Entries follow. Set all of them down as they stand.
======== THE INPUT ========
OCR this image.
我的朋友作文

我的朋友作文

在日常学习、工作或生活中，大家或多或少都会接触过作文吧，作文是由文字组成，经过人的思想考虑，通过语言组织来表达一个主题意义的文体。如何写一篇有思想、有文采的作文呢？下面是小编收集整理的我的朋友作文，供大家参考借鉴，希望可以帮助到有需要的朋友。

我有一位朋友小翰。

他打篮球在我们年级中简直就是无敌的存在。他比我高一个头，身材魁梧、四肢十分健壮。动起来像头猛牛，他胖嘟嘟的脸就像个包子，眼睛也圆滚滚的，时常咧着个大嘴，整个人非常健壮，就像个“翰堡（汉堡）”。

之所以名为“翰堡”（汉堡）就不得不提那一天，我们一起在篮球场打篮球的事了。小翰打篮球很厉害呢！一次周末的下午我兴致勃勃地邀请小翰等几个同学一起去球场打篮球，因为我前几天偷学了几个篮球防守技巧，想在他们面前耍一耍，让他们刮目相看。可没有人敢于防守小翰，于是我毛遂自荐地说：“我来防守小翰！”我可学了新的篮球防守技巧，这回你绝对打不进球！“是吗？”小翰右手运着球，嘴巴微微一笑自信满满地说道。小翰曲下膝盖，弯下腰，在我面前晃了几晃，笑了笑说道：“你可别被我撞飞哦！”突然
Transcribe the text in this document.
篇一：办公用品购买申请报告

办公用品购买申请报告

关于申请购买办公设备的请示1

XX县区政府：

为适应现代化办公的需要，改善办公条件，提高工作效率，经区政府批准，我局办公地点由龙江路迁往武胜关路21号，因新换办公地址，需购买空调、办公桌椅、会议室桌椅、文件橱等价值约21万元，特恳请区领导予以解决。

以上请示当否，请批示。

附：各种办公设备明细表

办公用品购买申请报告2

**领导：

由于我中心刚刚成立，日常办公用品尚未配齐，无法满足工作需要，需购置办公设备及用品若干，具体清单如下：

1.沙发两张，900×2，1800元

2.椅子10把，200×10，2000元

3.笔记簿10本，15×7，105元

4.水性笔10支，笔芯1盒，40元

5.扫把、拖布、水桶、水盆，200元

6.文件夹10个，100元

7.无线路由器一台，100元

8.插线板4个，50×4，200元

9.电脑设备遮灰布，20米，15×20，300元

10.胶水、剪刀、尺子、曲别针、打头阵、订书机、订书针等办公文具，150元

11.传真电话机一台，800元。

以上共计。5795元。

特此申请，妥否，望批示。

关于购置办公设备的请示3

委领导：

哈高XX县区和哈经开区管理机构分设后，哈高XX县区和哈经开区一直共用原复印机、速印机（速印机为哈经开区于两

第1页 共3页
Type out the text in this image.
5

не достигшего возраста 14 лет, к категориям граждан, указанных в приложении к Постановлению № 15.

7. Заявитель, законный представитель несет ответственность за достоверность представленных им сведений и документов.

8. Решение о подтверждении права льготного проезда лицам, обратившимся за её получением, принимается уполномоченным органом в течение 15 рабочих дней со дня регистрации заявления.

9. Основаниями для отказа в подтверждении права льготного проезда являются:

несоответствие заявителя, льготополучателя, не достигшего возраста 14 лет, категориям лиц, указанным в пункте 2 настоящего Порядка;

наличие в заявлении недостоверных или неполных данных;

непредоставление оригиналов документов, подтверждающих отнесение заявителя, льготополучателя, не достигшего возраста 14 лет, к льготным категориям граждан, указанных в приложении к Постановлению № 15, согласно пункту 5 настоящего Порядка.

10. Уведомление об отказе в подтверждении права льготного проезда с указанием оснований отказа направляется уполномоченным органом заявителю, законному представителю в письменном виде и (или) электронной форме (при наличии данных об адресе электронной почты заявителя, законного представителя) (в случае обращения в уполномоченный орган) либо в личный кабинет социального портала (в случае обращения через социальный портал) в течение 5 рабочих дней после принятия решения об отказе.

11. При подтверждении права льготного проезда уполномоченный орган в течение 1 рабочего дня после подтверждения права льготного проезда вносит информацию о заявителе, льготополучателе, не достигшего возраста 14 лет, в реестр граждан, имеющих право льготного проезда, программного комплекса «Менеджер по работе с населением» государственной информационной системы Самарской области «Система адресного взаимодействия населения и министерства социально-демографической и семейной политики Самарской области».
========
**REPLY:**
OCR this image.
我的朋友作文

我的朋友作文

在日常学习、工作或生活中，大家或多或少都会接触过作文吧，作文是由文字组成，经过人的思想考虑，通过语言组织来表达一个主题意义的文体。如何写一篇有思想、有文采的作文呢？下面是小编收集整理的我的朋友作文，供大家参考借鉴，希望可以帮助到有需要的朋友。

我有一位朋友小翰。

他打篮球在我们年级中简直就是无敌的存在。他比我高一个头，身材魁梧、四肢十分健壮。动起来像头猛牛，他胖嘟嘟的脸就像个包子，眼睛也圆滚滚的，时常咧着个大嘴，整个人非常健壮，就像个“翰堡（汉堡）”。

之所以名为“翰堡”（汉堡）就不得不提那一天，我们一起在篮球场打篮球的事了。小翰打篮球很厉害呢！一次周末的下午我兴致勃勃地邀请小翰等几个同学一起去球场打篮球，因为我前几天偷学了几个篮球防守技巧，想在他们面前耍一耍，让他们刮目相看。可没有人敢于防守小翰，于是我毛遂自荐地说：“我来防守小翰！”我可学了新的篮球防守技巧，这回你绝对打不进球！“是吗？”小翰右手运着球，嘴巴微微一笑自信满满地说道。小翰曲下膝盖，弯下腰，在我面前晃了几晃，笑了笑说道：“你可别被我撞飞哦！”突然
Transcribe the text in this document.
篇一：办公用品购买申请报告

办公用品购买申请报告

关于申请购买办公设备的请示1

XX县区政府：

为适应现代化办公的需要，改善办公条件，提高工作效率，经区政府批准，我局办公地点由龙江路迁往武胜关路21号，因新换办公地址，需购买空调、办公桌椅、会议室桌椅、文件橱等价值约21万元，特恳请区领导予以解决。

以上请示当否，请批示。

附：各种办公设备明细表

办公用品购买申请报告2

**领导：

由于我中心刚刚成立，日常办公用品尚未配齐，无法满足工作需要，需购置办公设备及用品若干，具体清单如下：

1.沙发两张，900×2，1800元

2.椅子10把，200×10，2000元

3.笔记簿10本，15×7，105元

4.水性笔10支，笔芯1盒，40元

5.扫把、拖布、水桶、水盆，200元

6.文件夹10个，100元

7.无线路由器一台，100元

8.插线板4个，50×4，200元

9.电脑设备遮灰布，20米，15×20，300元

10.胶水、剪刀、尺子、曲别针、打头阵、订书机、订书针等办公文具，150元

11.传真电话机一台，800元。

以上共计。5795元。

特此申请，妥否，望批示。

关于购置办公设备的请示3

委领导：

哈高XX县区和哈经开区管理机构分设后，哈高XX县区和哈经开区一直共用原复印机、速印机（速印机为哈经开区于两

第1页 共3页
Type out the text in this image.
5

не достигшего возраста 14 лет, к категориям граждан, указанных в приложении к Постановлению № 15.

7. Заявитель, законный представитель несет ответственность за достоверность представленных им сведений и документов.

8. Решение о подтверждении права льготного проезда лицам, обратившимся за её получением, принимается уполномоченным органом в течение 15 рабочих дней со дня регистрации заявления.

9. Основаниями для отказа в подтверждении права льготного проезда являются:

несоответствие заявителя, льготополучателя, не достигшего возраста 14 лет, категориям лиц, указанным в пункте 2 настоящего Порядка;

наличие в заявлении недостоверных или неполных данных;

непредоставление оригиналов документов, подтверждающих отнесение заявителя, льготополучателя, не достигшего возраста 14 лет, к льготным категориям граждан, указанных в приложении к Постановлению № 15, согласно пункту 5 настоящего Порядка.

10. Уведомление об отказе в подтверждении права льготного проезда с указанием оснований отказа направляется уполномоченным органом заявителю, законному представителю в письменном виде и (или) электронной форме (при наличии данных об адресе электронной почты заявителя, законного представителя) (в случае обращения в уполномоченный орган) либо в личный кабинет социального портала (в случае обращения через социальный портал) в течение 5 рабочих дней после принятия решения об отказе.

11. При подтверждении права льготного проезда уполномоченный орган в течение 1 рабочего дня после подтверждения права льготного проезда вносит информацию о заявителе, льготополучателе, не достигшего возраста 14 лет, в реестр граждан, имеющих право льготного проезда, программного комплекса «Менеджер по работе с населением» государственной информационной системы Самарской области «Система адресного взаимодействия населения и министерства социально-демографической и семейной политики Самарской области».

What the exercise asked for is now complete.